+++ Supplied information +++
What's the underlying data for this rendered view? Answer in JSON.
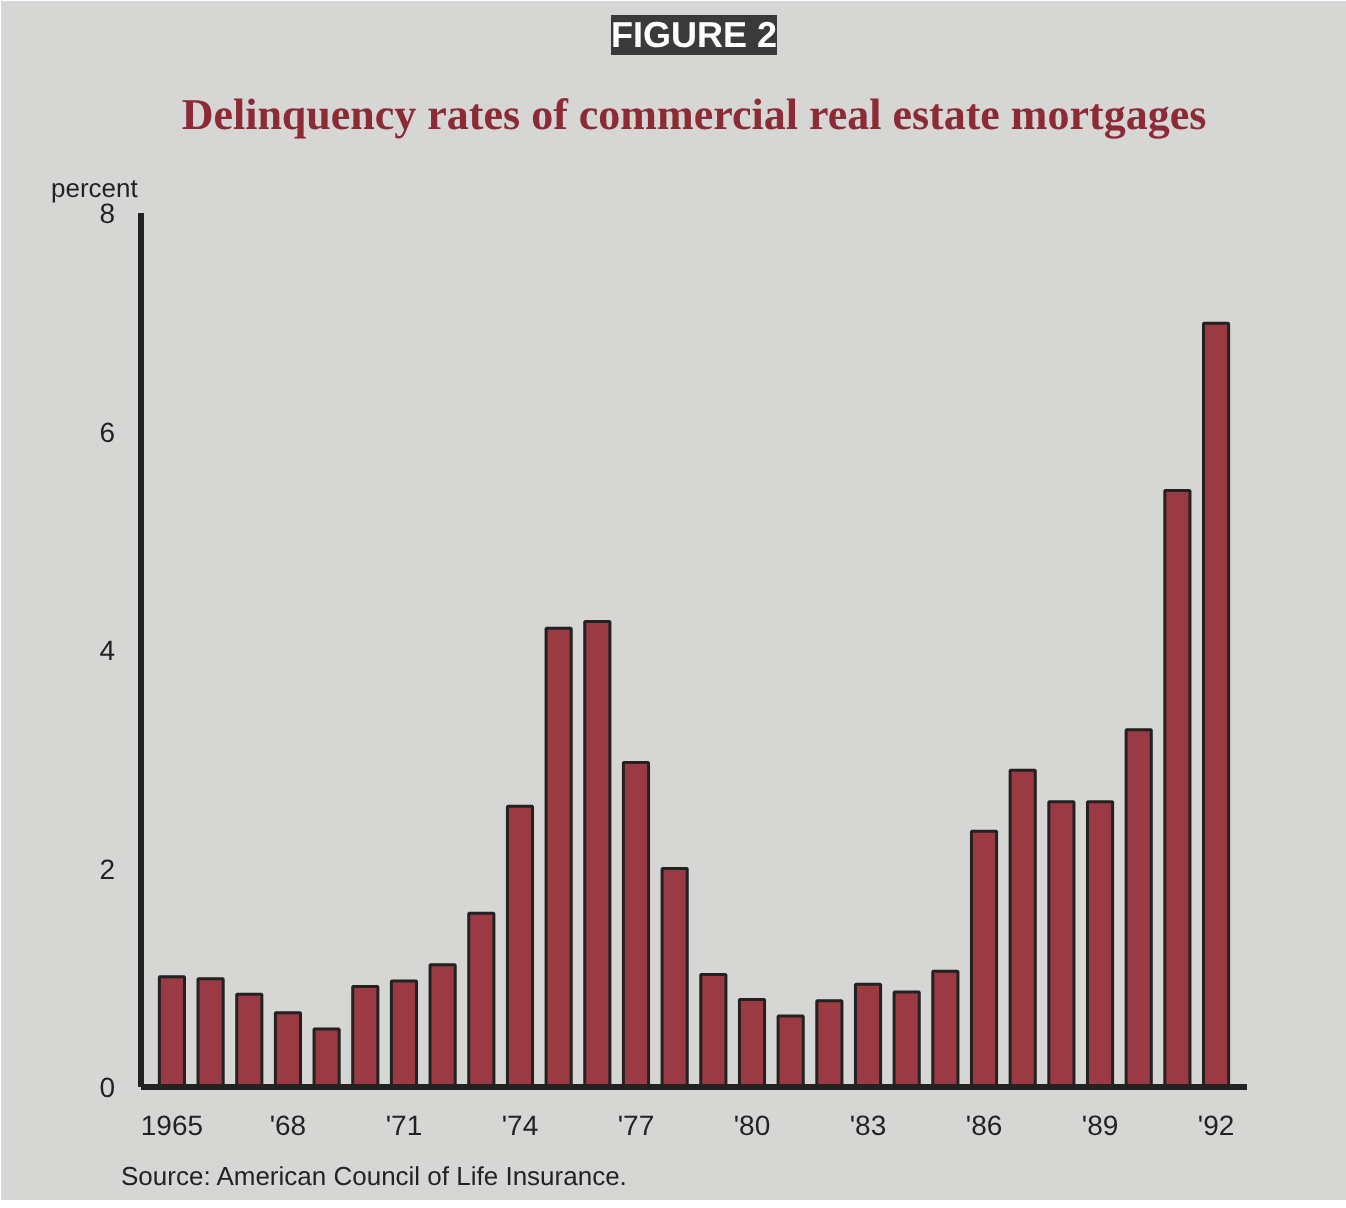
{
  "chart_data": {
    "type": "bar",
    "title": "FIGURE 2",
    "subtitle": "Delinquency rates of commercial real estate mortgages",
    "ylabel": "percent",
    "categories": [
      "1965",
      null,
      null,
      "'68",
      null,
      null,
      "'71",
      null,
      null,
      "'74",
      null,
      null,
      "'77",
      null,
      null,
      "'80",
      null,
      null,
      "'83",
      null,
      null,
      "'86",
      null,
      null,
      "'89",
      null,
      null,
      "'92"
    ],
    "values": [
      1.01,
      0.99,
      0.85,
      0.68,
      0.53,
      0.92,
      0.97,
      1.12,
      1.59,
      2.57,
      4.2,
      4.26,
      2.97,
      2.0,
      1.03,
      0.8,
      0.65,
      0.79,
      0.94,
      0.87,
      1.06,
      2.34,
      2.9,
      2.61,
      2.61,
      3.27,
      5.46,
      6.99
    ],
    "color": "#9b3a42",
    "ylim": [
      0,
      8
    ],
    "yticks": [
      0,
      2,
      4,
      6,
      8
    ],
    "grid": false,
    "annotations": [
      "Source: American Council of Life Insurance."
    ]
  }
}
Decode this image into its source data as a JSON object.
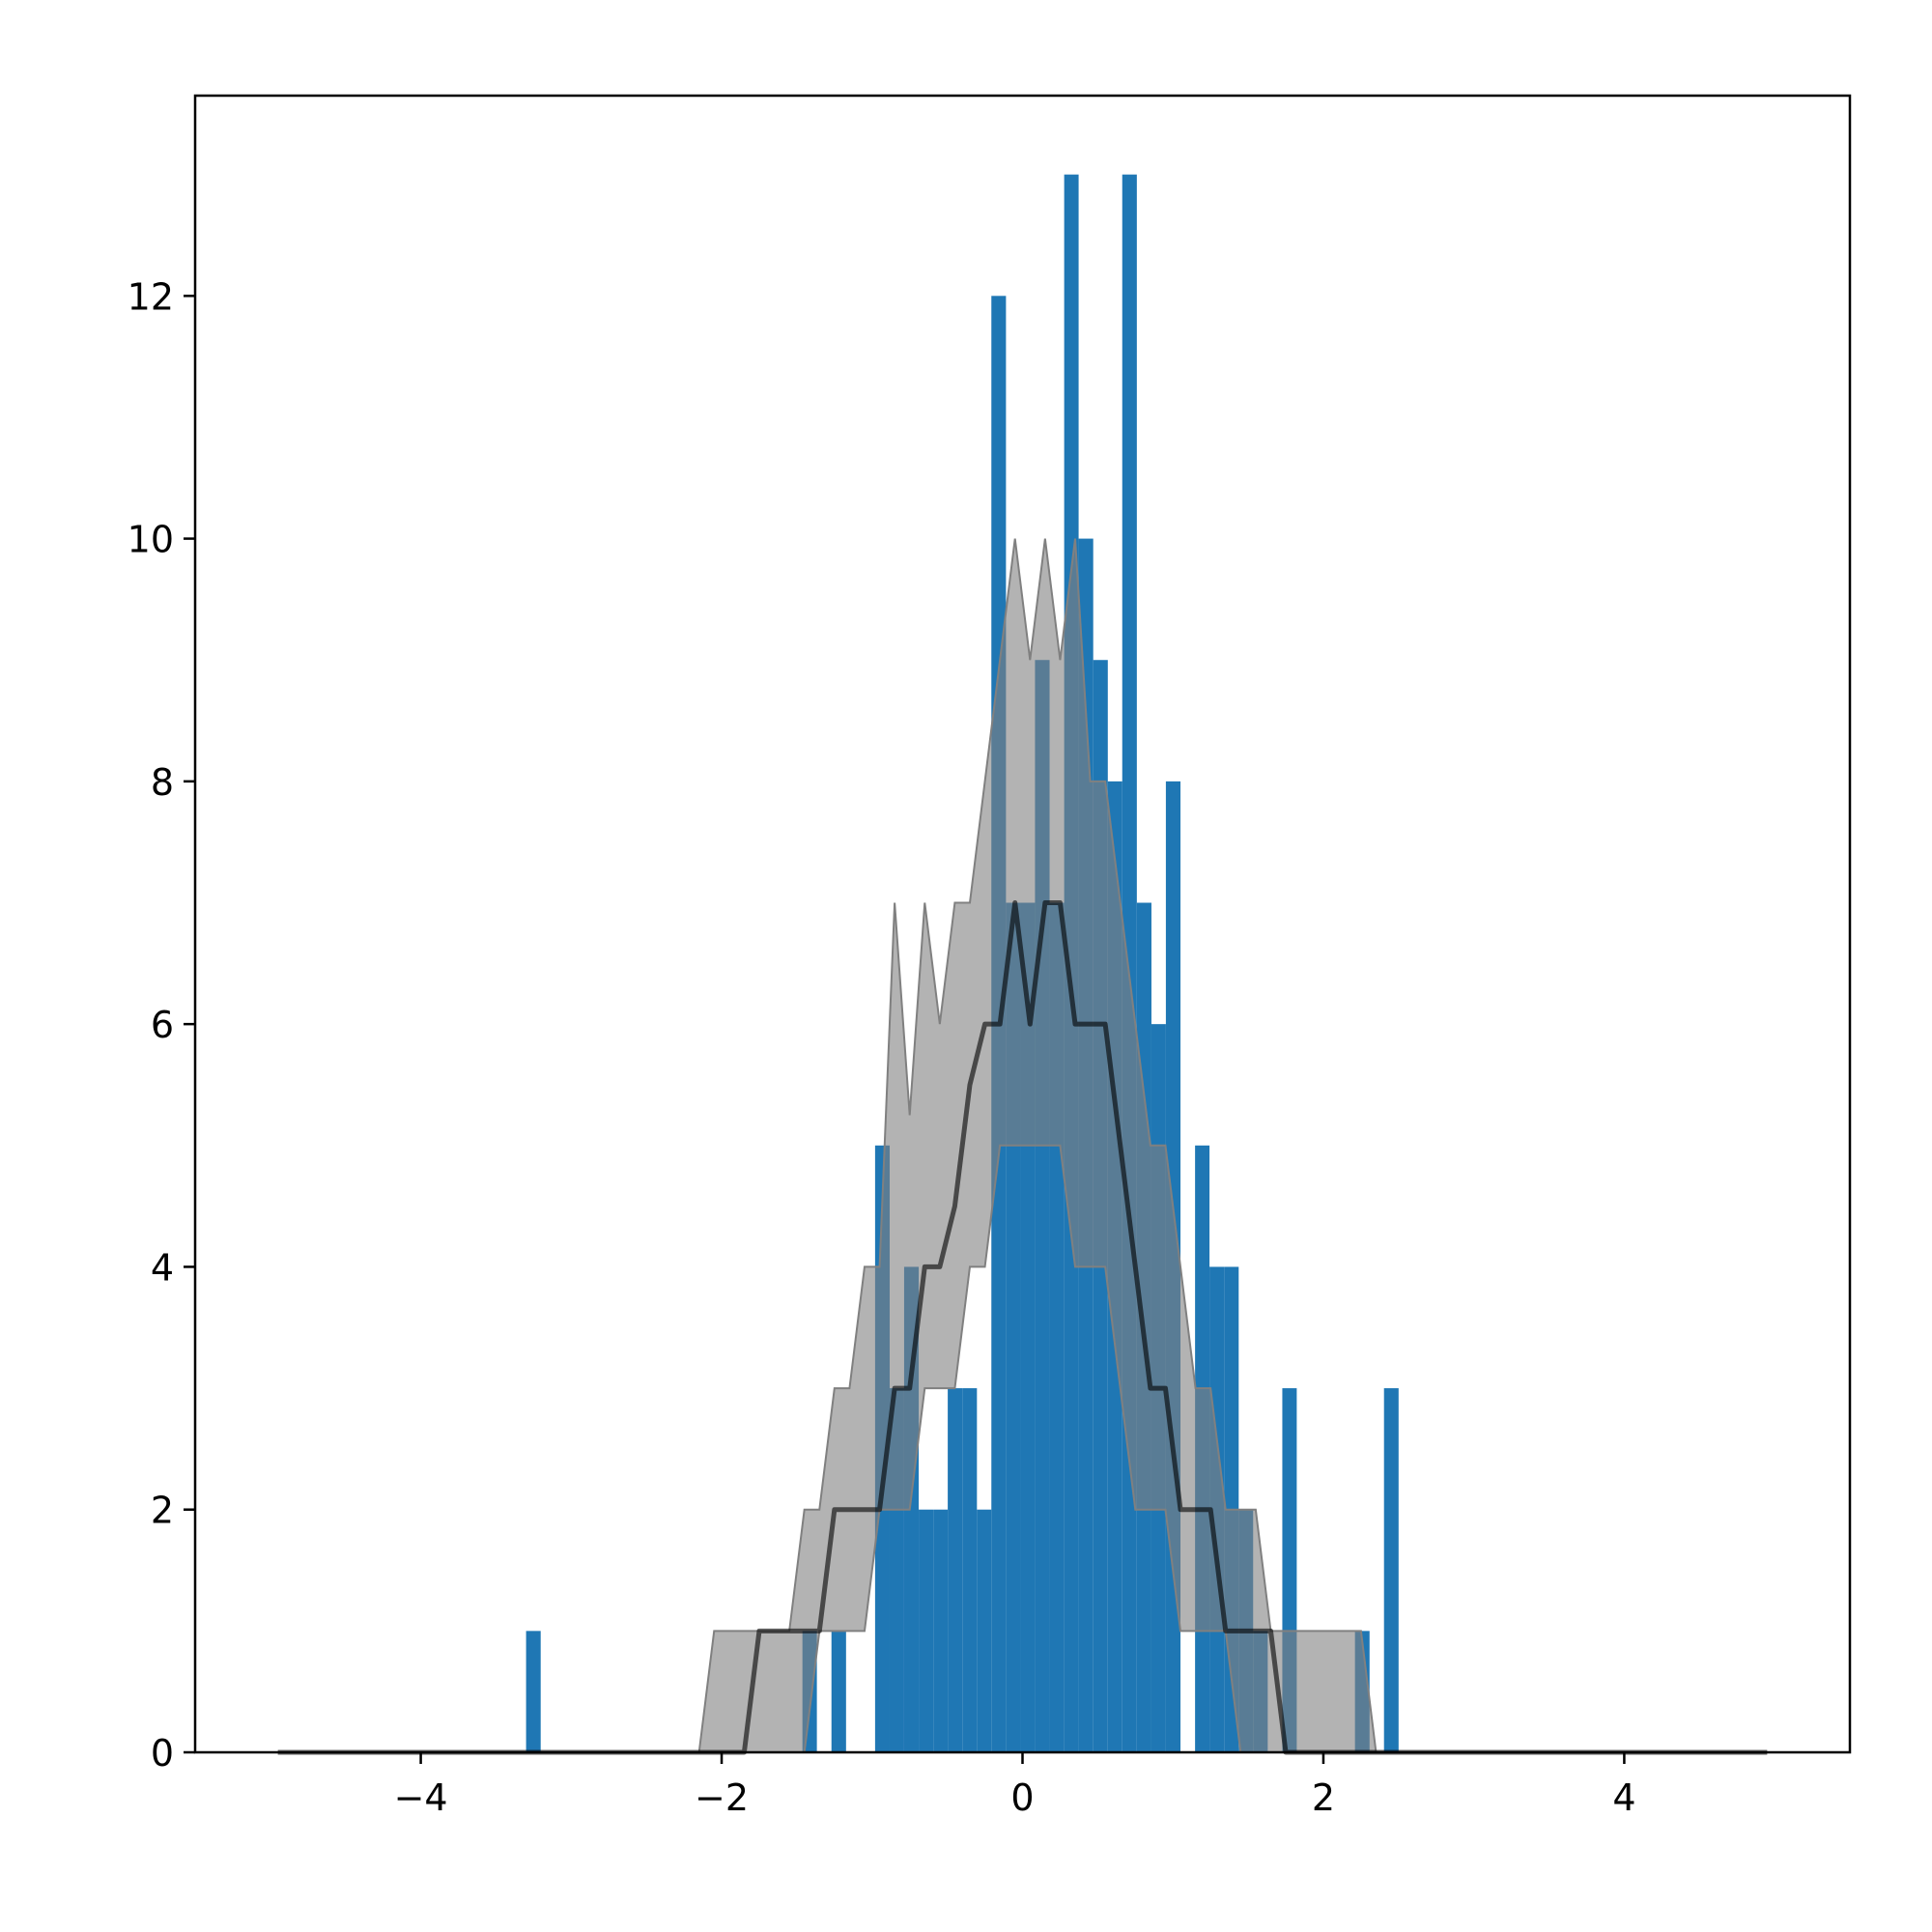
{
  "chart_data": {
    "type": "histogram",
    "bins": [
      -3.3,
      -3.203,
      -3.107,
      -3.01,
      -2.913,
      -2.817,
      -2.72,
      -2.623,
      -2.527,
      -2.43,
      -2.333,
      -2.237,
      -2.14,
      -2.043,
      -1.947,
      -1.85,
      -1.753,
      -1.657,
      -1.56,
      -1.463,
      -1.367,
      -1.27,
      -1.173,
      -1.077,
      -0.98,
      -0.883,
      -0.787,
      -0.69,
      -0.593,
      -0.497,
      -0.4,
      -0.303,
      -0.207,
      -0.11,
      -0.013,
      0.083,
      0.18,
      0.277,
      0.373,
      0.47,
      0.567,
      0.663,
      0.76,
      0.857,
      0.953,
      1.05,
      1.147,
      1.243,
      1.34,
      1.437,
      1.533,
      1.63,
      1.727,
      1.823,
      1.92,
      2.017,
      2.113,
      2.21,
      2.307,
      2.403,
      2.5
    ],
    "values": [
      1,
      0,
      0,
      0,
      0,
      0,
      0,
      0,
      0,
      0,
      0,
      0,
      0,
      0,
      0,
      0,
      0,
      0,
      0,
      1,
      0,
      1,
      0,
      0,
      5,
      3,
      4,
      2,
      2,
      3,
      3,
      2,
      12,
      7,
      7,
      9,
      7,
      13,
      10,
      9,
      8,
      13,
      7,
      6,
      8,
      0,
      5,
      4,
      4,
      2,
      1,
      0,
      3,
      0,
      0,
      0,
      0,
      1,
      0,
      3
    ],
    "color": "#1f77b4",
    "band": {
      "x": [
        -4.95,
        -2.15,
        -2.05,
        -1.95,
        -1.85,
        -1.75,
        -1.65,
        -1.55,
        -1.45,
        -1.35,
        -1.25,
        -1.15,
        -1.05,
        -0.95,
        -0.85,
        -0.75,
        -0.65,
        -0.55,
        -0.45,
        -0.35,
        -0.25,
        -0.15,
        -0.05,
        0.05,
        0.15,
        0.25,
        0.35,
        0.45,
        0.55,
        0.65,
        0.75,
        0.85,
        0.95,
        1.05,
        1.15,
        1.25,
        1.35,
        1.45,
        1.55,
        1.65,
        1.75,
        1.85,
        1.95,
        2.05,
        2.15,
        2.25,
        2.35,
        4.95
      ],
      "upper": [
        0,
        0,
        1,
        1,
        1,
        1,
        1,
        1,
        2,
        2,
        3,
        3,
        4,
        4,
        7,
        5.25,
        7,
        6,
        7,
        7,
        8,
        9,
        10,
        9,
        10,
        9,
        10,
        8,
        8,
        7,
        6,
        5,
        5,
        4,
        3,
        3,
        2,
        2,
        2,
        1,
        1,
        1,
        1,
        1,
        1,
        1,
        0,
        0
      ],
      "lower": [
        0,
        0,
        0,
        0,
        0,
        0,
        0,
        0,
        0,
        1,
        1,
        1,
        1,
        2,
        2,
        2,
        3,
        3,
        3,
        4,
        4,
        5,
        5,
        5,
        5,
        5,
        4,
        4,
        4,
        3,
        2,
        2,
        2,
        1,
        1,
        1,
        1,
        0,
        0,
        0,
        0,
        0,
        0,
        0,
        0,
        0,
        0,
        0
      ],
      "color": "#808080",
      "opacity": 0.6
    },
    "line": {
      "values": [
        0,
        0,
        0,
        0,
        0,
        1,
        1,
        1,
        1,
        1,
        2,
        2,
        2,
        2,
        3,
        3,
        4,
        4,
        4.5,
        5.5,
        6,
        6,
        7,
        6,
        7,
        7,
        6,
        6,
        6,
        5,
        4,
        3,
        3,
        2,
        2,
        2,
        1,
        1,
        1,
        1,
        0,
        0,
        0,
        0,
        0,
        0,
        0,
        0
      ],
      "color": "#000000",
      "opacity": 0.6
    },
    "xlim": [
      -5.5,
      5.5
    ],
    "ylim": [
      0,
      13.65
    ],
    "xticks": [
      {
        "value": -4,
        "label": "−4"
      },
      {
        "value": -2,
        "label": "−2"
      },
      0,
      2,
      4
    ],
    "yticks": [
      0,
      2,
      4,
      6,
      8,
      10,
      12
    ]
  }
}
+++
The listing above must be printed again exactly, minus its pictures.

> [Problem solution]:
What's the underlying data for this rendered view? Answer in JSON.
{
  "chart_data": {
    "type": "bar",
    "title": "FIGURE 2",
    "subtitle": "Delinquency rates of commercial real estate mortgages",
    "ylabel": "percent",
    "categories": [
      "1965",
      null,
      null,
      "'68",
      null,
      null,
      "'71",
      null,
      null,
      "'74",
      null,
      null,
      "'77",
      null,
      null,
      "'80",
      null,
      null,
      "'83",
      null,
      null,
      "'86",
      null,
      null,
      "'89",
      null,
      null,
      "'92"
    ],
    "values": [
      1.01,
      0.99,
      0.85,
      0.68,
      0.53,
      0.92,
      0.97,
      1.12,
      1.59,
      2.57,
      4.2,
      4.26,
      2.97,
      2.0,
      1.03,
      0.8,
      0.65,
      0.79,
      0.94,
      0.87,
      1.06,
      2.34,
      2.9,
      2.61,
      2.61,
      3.27,
      5.46,
      6.99
    ],
    "color": "#9b3a42",
    "ylim": [
      0,
      8
    ],
    "yticks": [
      0,
      2,
      4,
      6,
      8
    ],
    "grid": false,
    "annotations": [
      "Source: American Council of Life Insurance."
    ]
  }
}
Decode this image into its source data as a JSON object.
{
  "chart_data": {
    "type": "histogram",
    "bins": [
      -3.3,
      -3.203,
      -3.107,
      -3.01,
      -2.913,
      -2.817,
      -2.72,
      -2.623,
      -2.527,
      -2.43,
      -2.333,
      -2.237,
      -2.14,
      -2.043,
      -1.947,
      -1.85,
      -1.753,
      -1.657,
      -1.56,
      -1.463,
      -1.367,
      -1.27,
      -1.173,
      -1.077,
      -0.98,
      -0.883,
      -0.787,
      -0.69,
      -0.593,
      -0.497,
      -0.4,
      -0.303,
      -0.207,
      -0.11,
      -0.013,
      0.083,
      0.18,
      0.277,
      0.373,
      0.47,
      0.567,
      0.663,
      0.76,
      0.857,
      0.953,
      1.05,
      1.147,
      1.243,
      1.34,
      1.437,
      1.533,
      1.63,
      1.727,
      1.823,
      1.92,
      2.017,
      2.113,
      2.21,
      2.307,
      2.403,
      2.5
    ],
    "values": [
      1,
      0,
      0,
      0,
      0,
      0,
      0,
      0,
      0,
      0,
      0,
      0,
      0,
      0,
      0,
      0,
      0,
      0,
      0,
      1,
      0,
      1,
      0,
      0,
      5,
      3,
      4,
      2,
      2,
      3,
      3,
      2,
      12,
      7,
      7,
      9,
      7,
      13,
      10,
      9,
      8,
      13,
      7,
      6,
      8,
      0,
      5,
      4,
      4,
      2,
      1,
      0,
      3,
      0,
      0,
      0,
      0,
      1,
      0,
      3
    ],
    "color": "#1f77b4",
    "band": {
      "x": [
        -4.95,
        -2.15,
        -2.05,
        -1.95,
        -1.85,
        -1.75,
        -1.65,
        -1.55,
        -1.45,
        -1.35,
        -1.25,
        -1.15,
        -1.05,
        -0.95,
        -0.85,
        -0.75,
        -0.65,
        -0.55,
        -0.45,
        -0.35,
        -0.25,
        -0.15,
        -0.05,
        0.05,
        0.15,
        0.25,
        0.35,
        0.45,
        0.55,
        0.65,
        0.75,
        0.85,
        0.95,
        1.05,
        1.15,
        1.25,
        1.35,
        1.45,
        1.55,
        1.65,
        1.75,
        1.85,
        1.95,
        2.05,
        2.15,
        2.25,
        2.35,
        4.95
      ],
      "upper": [
        0,
        0,
        1,
        1,
        1,
        1,
        1,
        1,
        2,
        2,
        3,
        3,
        4,
        4,
        7,
        5.25,
        7,
        6,
        7,
        7,
        8,
        9,
        10,
        9,
        10,
        9,
        10,
        8,
        8,
        7,
        6,
        5,
        5,
        4,
        3,
        3,
        2,
        2,
        2,
        1,
        1,
        1,
        1,
        1,
        1,
        1,
        0,
        0
      ],
      "lower": [
        0,
        0,
        0,
        0,
        0,
        0,
        0,
        0,
        0,
        1,
        1,
        1,
        1,
        2,
        2,
        2,
        3,
        3,
        3,
        4,
        4,
        5,
        5,
        5,
        5,
        5,
        4,
        4,
        4,
        3,
        2,
        2,
        2,
        1,
        1,
        1,
        1,
        0,
        0,
        0,
        0,
        0,
        0,
        0,
        0,
        0,
        0,
        0
      ],
      "color": "#808080",
      "opacity": 0.6
    },
    "line": {
      "values": [
        0,
        0,
        0,
        0,
        0,
        1,
        1,
        1,
        1,
        1,
        2,
        2,
        2,
        2,
        3,
        3,
        4,
        4,
        4.5,
        5.5,
        6,
        6,
        7,
        6,
        7,
        7,
        6,
        6,
        6,
        5,
        4,
        3,
        3,
        2,
        2,
        2,
        1,
        1,
        1,
        1,
        0,
        0,
        0,
        0,
        0,
        0,
        0,
        0
      ],
      "color": "#000000",
      "opacity": 0.6
    },
    "xlim": [
      -5.5,
      5.5
    ],
    "ylim": [
      0,
      13.65
    ],
    "xticks": [
      {
        "value": -4,
        "label": "−4"
      },
      {
        "value": -2,
        "label": "−2"
      },
      0,
      2,
      4
    ],
    "yticks": [
      0,
      2,
      4,
      6,
      8,
      10,
      12
    ]
  }
}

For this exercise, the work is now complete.